─── Source passage ───

One of the key premises of the event is the idea that the days of the vertically integrated organization that characterized the industrial age are over, along with the company test labs that drove their innovation.  AT&T’s Bell Labs, IBM’s Watson Research Center, and XEROX’s PARC all are iconic labs that represent some of the era’s leading innovators.  As those vertical mass production corporations have evolved, so has today’s innovation laboratory, which is no longer contained within a single organization.

I was lucky, having grown up in the Princeton area to become involved with the David Sarnoff Labs at a pretty young age, and got to know some of the people that helped develop some really pivotal consumer electronics technology, such as the VCR and lots of hi-fi audio technology.  Much later on, I wound up working for two different parts of the Bell Labs legacy, Telcordia and Lucent.

───

*Goal 1*
Edit the lines of the entry in Block 1, replacing "image" with "screenshot" and leaving everything else unchanged. Omit the picture from your answer.
The entries have no connection to the passage on innovation labs.

─── Provided entries ───

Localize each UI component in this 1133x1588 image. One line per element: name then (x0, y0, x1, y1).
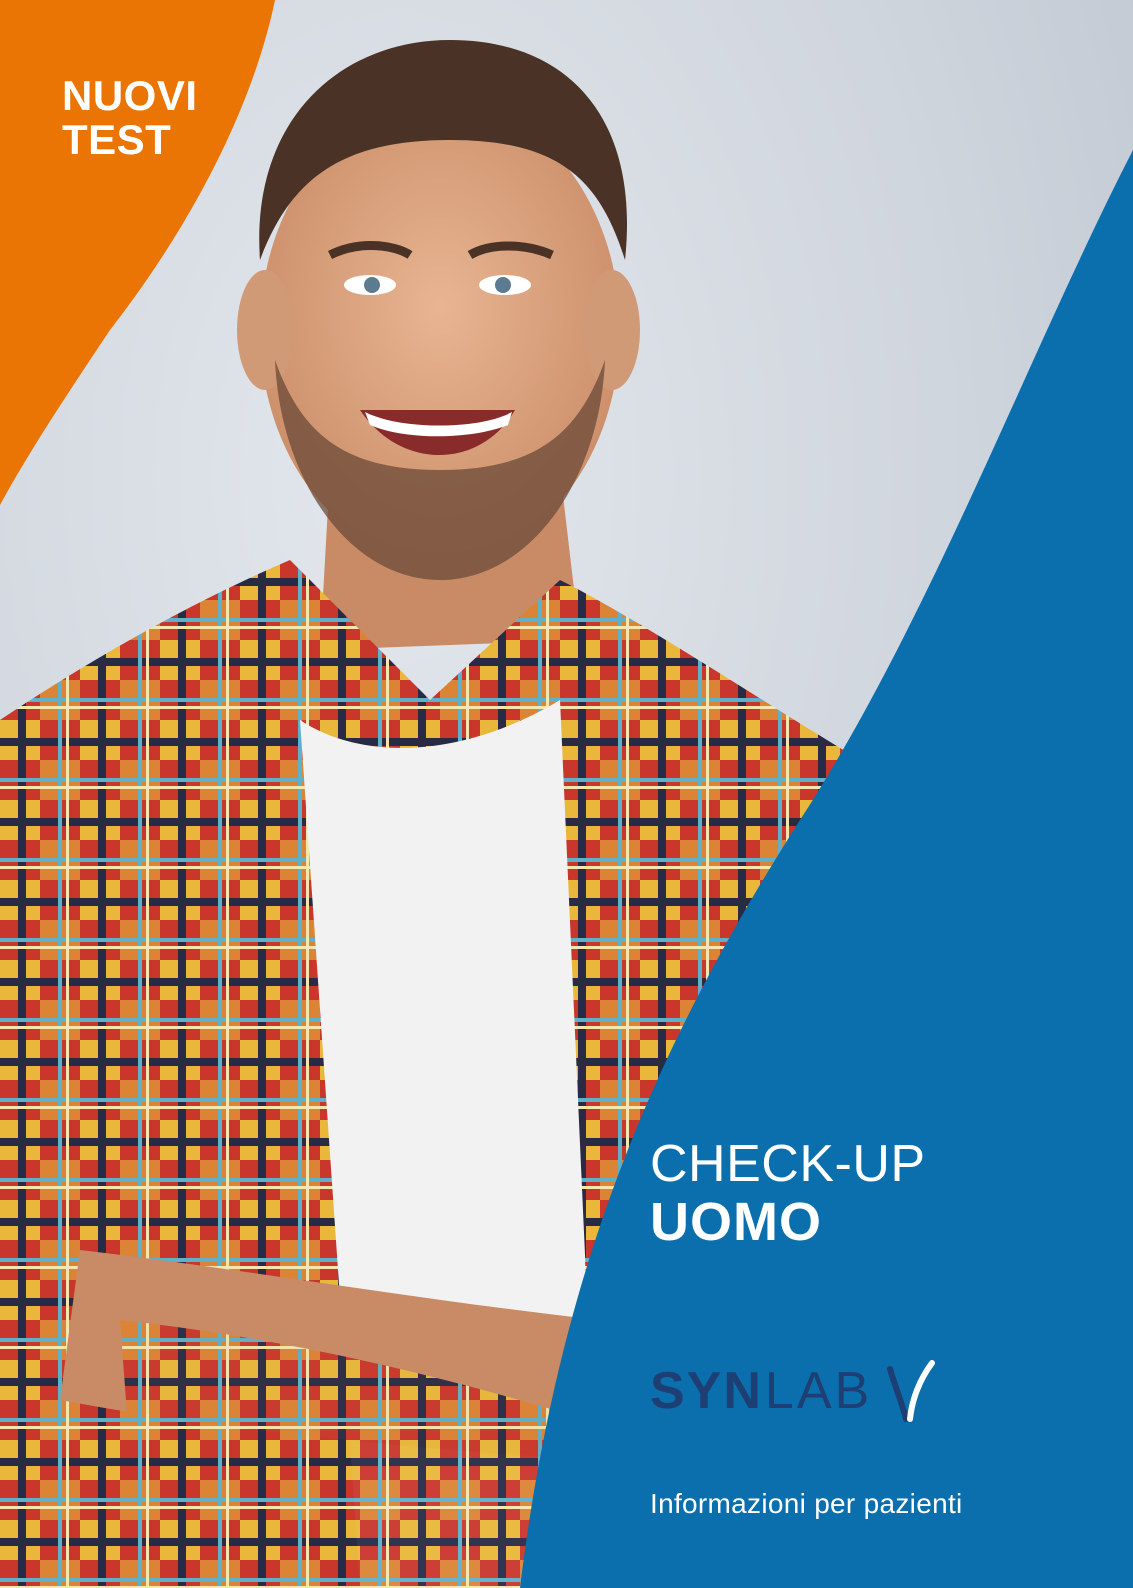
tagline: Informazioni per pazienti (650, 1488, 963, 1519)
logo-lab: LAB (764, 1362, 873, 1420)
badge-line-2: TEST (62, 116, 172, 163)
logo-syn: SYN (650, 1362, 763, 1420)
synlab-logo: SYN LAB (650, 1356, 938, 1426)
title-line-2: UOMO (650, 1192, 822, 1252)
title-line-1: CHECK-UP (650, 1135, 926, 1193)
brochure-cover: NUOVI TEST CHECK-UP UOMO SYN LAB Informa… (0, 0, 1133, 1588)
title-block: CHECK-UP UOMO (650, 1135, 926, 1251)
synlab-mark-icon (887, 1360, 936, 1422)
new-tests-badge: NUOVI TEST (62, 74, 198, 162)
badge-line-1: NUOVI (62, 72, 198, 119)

───

*Goal 2*
Condense the paragraph of the passage on innovation labs that begins "One of the key premises" into a shorter version that keeps its main facts.

*Task response 1*
Localize each UI component in this 1133x1588 screenshot. One line per element: name then (x0, y0, x1, y1).
tagline: Informazioni per pazienti (650, 1488, 963, 1519)
logo-lab: LAB (764, 1362, 873, 1420)
badge-line-2: TEST (62, 116, 172, 163)
logo-syn: SYN (650, 1362, 763, 1420)
synlab-logo: SYN LAB (650, 1356, 938, 1426)
title-line-2: UOMO (650, 1192, 822, 1252)
title-line-1: CHECK-UP (650, 1135, 926, 1193)
brochure-cover: NUOVI TEST CHECK-UP UOMO SYN LAB Informa… (0, 0, 1133, 1588)
title-block: CHECK-UP UOMO (650, 1135, 926, 1251)
synlab-mark-icon (887, 1360, 936, 1422)
new-tests-badge: NUOVI TEST (62, 74, 198, 162)
badge-line-1: NUOVI (62, 72, 198, 119)

*Task response 2*
The event's premise is that the vertically integrated organizations of the industrial age are over, and so are the company test labs that drove their innovation. AT&T's Bell Labs, IBM's Watson Research Center, and XEROX's PARC are iconic examples of that era's leading innovators. As those corporations have evolved, today's innovation laboratory has changed too and is no longer contained within a single organization.